• **OBJECTIVE**: Pick out the lines below that include the string "Microsoft".

** Start RECORDED INFORMATION **

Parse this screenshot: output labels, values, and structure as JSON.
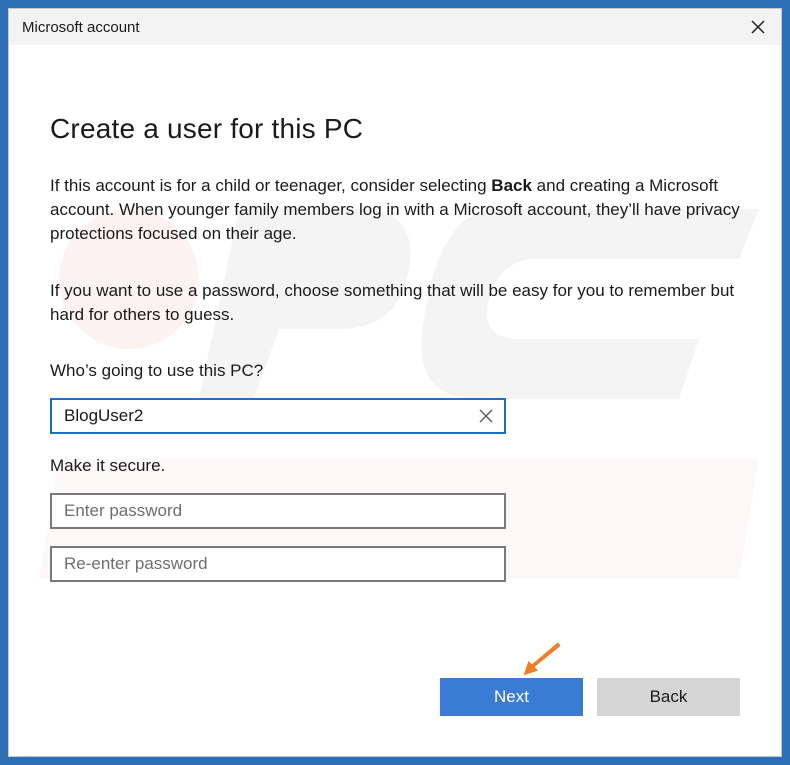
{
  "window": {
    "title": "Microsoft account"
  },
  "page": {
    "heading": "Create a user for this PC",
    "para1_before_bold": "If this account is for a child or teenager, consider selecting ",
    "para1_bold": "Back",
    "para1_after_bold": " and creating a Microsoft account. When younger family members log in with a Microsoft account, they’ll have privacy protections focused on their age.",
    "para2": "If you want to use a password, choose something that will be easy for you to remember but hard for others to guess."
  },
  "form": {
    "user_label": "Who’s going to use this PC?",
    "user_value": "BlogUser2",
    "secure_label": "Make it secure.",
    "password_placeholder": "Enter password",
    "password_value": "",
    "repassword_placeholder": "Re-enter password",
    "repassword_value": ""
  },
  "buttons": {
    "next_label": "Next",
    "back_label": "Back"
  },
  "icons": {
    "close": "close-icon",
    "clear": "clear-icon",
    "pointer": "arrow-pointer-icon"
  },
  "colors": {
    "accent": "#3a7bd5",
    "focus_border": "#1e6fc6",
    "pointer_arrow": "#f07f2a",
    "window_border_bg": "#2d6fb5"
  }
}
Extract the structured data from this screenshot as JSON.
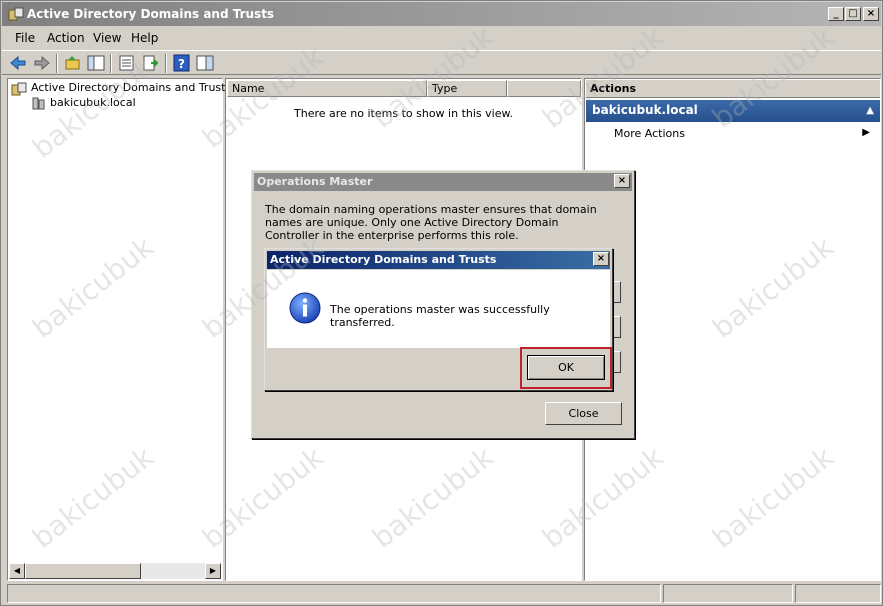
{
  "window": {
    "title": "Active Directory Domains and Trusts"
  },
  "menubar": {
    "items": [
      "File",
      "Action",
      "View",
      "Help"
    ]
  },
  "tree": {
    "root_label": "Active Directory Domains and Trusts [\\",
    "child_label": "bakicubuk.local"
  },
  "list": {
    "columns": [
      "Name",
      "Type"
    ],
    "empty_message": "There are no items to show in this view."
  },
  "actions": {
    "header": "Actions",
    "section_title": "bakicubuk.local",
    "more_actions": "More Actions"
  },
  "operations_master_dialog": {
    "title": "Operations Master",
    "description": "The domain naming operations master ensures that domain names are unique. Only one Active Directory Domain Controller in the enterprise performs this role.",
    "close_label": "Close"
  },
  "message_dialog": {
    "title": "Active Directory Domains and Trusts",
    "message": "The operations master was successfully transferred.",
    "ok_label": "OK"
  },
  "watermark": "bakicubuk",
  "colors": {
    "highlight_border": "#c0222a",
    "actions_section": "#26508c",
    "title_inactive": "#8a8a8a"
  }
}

** End RECORDED INFORMATION **

• **SOLUTION TO THE EXERCISE**:
    "title": "Microsoft account"
    "para1_after_bold": " and creating a Microsoft account. When younger family members log in with a Microsoft account, they’ll have privacy protections focused on their age.",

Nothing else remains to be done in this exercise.